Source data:
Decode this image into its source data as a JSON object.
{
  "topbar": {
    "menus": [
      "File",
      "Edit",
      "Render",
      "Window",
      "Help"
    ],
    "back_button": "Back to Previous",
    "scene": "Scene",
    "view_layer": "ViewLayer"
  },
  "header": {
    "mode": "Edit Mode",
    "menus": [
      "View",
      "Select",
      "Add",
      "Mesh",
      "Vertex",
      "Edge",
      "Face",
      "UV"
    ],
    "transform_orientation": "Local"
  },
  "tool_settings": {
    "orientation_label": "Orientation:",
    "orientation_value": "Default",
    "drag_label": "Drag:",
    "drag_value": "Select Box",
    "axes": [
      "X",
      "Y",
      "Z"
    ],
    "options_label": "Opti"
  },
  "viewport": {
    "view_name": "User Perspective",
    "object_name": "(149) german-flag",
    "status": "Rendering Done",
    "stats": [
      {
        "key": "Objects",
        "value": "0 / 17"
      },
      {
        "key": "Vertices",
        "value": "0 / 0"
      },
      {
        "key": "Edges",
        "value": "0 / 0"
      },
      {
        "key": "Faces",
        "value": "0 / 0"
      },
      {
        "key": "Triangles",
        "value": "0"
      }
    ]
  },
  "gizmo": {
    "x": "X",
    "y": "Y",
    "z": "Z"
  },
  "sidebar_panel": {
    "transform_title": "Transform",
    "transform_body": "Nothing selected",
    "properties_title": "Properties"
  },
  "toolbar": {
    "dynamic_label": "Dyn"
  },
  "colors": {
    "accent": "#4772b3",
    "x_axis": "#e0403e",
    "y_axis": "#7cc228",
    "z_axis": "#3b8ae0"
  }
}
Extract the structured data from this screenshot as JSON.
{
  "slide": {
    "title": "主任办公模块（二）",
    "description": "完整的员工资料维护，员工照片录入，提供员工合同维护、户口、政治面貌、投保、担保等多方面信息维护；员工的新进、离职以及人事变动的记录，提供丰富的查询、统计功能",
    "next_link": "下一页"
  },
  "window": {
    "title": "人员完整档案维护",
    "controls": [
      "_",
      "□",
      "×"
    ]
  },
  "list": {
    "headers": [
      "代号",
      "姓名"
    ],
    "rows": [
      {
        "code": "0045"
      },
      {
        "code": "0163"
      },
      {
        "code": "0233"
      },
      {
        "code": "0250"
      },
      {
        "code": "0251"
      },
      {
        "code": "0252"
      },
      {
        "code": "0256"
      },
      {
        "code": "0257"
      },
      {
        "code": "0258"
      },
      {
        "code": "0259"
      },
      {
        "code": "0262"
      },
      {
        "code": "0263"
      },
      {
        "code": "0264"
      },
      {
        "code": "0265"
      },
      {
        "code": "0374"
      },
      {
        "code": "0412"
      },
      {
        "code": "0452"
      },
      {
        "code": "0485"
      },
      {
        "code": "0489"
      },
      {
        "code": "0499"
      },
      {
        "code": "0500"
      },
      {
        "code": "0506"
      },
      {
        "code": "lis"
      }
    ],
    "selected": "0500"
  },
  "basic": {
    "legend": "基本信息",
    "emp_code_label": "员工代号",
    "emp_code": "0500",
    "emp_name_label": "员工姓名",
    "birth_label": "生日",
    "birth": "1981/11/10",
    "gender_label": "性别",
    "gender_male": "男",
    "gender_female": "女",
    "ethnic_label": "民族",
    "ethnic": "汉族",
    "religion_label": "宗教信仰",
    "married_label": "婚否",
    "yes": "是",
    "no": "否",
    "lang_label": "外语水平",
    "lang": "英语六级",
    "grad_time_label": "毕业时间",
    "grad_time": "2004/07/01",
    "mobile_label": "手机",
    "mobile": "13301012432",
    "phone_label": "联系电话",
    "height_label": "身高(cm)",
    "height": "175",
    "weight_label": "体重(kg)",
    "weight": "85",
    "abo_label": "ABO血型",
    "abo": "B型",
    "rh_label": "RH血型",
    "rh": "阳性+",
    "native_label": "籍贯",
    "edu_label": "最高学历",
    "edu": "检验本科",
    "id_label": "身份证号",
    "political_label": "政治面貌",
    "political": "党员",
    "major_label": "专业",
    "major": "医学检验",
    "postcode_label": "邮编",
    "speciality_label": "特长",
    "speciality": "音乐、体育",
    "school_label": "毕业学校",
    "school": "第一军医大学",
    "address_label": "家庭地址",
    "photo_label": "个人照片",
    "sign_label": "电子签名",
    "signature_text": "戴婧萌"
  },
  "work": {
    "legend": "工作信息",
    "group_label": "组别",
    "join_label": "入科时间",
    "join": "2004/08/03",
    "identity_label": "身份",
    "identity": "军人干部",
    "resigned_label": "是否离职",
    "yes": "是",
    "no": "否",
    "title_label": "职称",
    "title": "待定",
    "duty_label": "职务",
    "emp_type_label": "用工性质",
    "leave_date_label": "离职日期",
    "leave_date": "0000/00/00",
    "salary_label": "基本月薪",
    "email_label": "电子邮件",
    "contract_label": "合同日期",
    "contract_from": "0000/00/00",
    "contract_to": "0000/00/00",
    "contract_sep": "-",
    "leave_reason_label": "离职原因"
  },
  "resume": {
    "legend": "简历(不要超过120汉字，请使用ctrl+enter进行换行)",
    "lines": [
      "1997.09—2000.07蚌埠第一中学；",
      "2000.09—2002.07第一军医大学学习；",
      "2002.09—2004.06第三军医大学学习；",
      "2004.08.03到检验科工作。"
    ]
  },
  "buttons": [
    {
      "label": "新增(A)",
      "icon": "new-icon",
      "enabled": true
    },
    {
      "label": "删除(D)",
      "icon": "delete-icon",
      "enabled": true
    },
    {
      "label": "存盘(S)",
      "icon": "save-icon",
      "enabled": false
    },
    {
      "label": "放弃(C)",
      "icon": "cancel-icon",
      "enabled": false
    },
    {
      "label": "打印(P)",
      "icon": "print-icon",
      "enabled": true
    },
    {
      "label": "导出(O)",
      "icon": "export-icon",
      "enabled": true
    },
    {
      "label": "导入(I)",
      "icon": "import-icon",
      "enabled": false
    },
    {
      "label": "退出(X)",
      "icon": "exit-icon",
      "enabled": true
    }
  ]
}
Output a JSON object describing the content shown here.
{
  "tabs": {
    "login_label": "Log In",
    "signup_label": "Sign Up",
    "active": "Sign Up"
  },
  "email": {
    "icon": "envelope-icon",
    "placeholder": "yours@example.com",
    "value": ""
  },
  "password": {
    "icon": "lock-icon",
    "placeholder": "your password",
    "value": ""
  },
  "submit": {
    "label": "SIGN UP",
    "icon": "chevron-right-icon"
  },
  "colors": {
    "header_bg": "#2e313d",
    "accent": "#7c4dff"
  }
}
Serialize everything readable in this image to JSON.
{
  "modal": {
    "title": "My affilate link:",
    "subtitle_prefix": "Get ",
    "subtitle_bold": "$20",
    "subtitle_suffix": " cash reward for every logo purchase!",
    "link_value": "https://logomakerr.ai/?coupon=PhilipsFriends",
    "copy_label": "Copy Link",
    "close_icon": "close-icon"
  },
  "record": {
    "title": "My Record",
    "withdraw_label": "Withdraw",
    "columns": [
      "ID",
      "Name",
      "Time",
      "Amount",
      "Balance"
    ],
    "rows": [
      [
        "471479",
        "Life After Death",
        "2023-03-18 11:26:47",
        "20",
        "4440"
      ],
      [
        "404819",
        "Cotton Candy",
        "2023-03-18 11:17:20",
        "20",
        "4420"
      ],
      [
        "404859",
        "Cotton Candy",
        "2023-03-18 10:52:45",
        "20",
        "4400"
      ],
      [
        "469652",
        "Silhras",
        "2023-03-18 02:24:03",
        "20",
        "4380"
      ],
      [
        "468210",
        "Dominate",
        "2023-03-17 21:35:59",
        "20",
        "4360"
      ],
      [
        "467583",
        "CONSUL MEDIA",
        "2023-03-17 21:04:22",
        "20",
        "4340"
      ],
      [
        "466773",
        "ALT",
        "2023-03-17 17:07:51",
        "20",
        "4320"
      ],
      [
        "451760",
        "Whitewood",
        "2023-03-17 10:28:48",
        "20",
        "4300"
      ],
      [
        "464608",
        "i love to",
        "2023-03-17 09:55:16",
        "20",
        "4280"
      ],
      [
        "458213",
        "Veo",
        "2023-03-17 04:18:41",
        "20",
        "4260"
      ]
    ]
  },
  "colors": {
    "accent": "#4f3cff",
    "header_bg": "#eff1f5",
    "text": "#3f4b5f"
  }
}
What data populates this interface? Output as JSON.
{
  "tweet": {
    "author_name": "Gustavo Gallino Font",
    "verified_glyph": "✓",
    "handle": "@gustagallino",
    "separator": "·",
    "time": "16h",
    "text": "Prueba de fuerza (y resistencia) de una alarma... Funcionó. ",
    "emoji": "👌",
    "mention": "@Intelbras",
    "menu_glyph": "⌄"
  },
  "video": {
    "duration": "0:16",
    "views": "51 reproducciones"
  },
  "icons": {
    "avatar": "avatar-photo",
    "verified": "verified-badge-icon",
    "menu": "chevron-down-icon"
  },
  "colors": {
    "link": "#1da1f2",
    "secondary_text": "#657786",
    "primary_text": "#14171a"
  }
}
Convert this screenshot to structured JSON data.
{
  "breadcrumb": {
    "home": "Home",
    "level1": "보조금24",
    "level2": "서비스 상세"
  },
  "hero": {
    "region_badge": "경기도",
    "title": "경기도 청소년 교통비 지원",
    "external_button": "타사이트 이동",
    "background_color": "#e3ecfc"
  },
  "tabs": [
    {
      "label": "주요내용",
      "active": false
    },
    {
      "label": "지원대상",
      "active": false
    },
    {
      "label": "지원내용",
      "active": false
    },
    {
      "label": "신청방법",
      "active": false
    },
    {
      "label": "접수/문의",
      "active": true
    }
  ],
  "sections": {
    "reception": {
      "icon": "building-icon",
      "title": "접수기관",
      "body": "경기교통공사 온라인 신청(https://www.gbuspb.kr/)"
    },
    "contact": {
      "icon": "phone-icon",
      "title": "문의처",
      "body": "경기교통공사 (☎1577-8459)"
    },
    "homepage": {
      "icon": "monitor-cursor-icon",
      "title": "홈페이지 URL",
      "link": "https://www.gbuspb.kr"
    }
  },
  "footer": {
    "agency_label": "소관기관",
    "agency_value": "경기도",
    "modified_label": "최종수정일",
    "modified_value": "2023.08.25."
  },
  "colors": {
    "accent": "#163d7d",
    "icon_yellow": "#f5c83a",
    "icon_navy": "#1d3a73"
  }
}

Work to do:
Copy out the lines in which the string "Output" appears.

Written response:
Output a JSON object describing the content shown here.
What data populates this interface? Output as JSON.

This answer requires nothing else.